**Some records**
BEGIN
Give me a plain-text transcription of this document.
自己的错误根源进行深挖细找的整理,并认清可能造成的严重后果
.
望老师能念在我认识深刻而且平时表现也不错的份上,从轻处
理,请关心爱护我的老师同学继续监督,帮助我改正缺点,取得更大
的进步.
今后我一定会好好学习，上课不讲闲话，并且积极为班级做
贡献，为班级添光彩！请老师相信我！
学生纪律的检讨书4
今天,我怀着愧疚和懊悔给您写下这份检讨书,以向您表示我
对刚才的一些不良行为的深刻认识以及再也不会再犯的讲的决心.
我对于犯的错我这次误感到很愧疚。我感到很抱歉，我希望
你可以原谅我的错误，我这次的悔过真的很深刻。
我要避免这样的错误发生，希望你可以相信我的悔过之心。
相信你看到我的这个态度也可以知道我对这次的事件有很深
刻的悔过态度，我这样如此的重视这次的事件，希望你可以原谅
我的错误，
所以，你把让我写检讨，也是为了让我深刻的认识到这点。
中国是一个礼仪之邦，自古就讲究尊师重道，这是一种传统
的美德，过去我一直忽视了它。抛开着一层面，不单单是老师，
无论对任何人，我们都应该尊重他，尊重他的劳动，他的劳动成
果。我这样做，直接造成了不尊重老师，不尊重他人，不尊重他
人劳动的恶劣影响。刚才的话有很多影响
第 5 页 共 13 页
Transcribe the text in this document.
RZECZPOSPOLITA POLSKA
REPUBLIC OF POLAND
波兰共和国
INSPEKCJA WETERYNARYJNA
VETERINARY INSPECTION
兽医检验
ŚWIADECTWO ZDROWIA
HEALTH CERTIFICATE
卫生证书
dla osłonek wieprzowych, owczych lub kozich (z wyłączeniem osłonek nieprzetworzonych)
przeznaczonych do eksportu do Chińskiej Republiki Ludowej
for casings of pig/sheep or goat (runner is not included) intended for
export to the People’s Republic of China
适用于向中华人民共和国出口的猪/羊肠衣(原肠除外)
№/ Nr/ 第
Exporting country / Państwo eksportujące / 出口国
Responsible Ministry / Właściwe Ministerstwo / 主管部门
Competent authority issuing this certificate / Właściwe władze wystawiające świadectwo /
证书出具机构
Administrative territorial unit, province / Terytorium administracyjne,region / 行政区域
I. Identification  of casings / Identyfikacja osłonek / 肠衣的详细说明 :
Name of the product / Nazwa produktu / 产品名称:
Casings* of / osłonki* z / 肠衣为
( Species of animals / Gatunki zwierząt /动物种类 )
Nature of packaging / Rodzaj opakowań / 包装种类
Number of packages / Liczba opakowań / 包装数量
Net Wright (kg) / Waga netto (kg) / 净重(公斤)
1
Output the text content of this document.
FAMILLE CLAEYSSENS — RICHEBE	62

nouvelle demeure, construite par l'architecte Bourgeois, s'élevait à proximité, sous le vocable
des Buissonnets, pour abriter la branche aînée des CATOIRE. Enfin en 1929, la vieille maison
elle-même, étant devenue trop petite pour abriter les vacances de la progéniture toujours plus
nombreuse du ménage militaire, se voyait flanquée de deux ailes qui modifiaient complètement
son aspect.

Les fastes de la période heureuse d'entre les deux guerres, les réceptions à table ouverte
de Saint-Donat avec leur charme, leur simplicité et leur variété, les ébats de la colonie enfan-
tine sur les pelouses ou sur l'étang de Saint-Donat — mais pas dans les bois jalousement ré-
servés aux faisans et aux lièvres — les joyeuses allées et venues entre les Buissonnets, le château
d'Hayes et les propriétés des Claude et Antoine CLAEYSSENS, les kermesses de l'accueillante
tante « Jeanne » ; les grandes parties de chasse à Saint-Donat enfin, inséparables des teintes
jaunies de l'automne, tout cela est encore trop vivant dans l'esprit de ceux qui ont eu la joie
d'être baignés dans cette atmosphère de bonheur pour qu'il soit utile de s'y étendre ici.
END
**GIVEN TASK**
Show, from the listing above, each line that contains the word "osłonek".

**OUTPUT OF THE TASK**
dla osłonek wieprzowych, owczych lub kozich (z wyłączeniem osłonek nieprzetworzonych)
I. Identification  of casings / Identyfikacja osłonek / 肠衣的详细说明 :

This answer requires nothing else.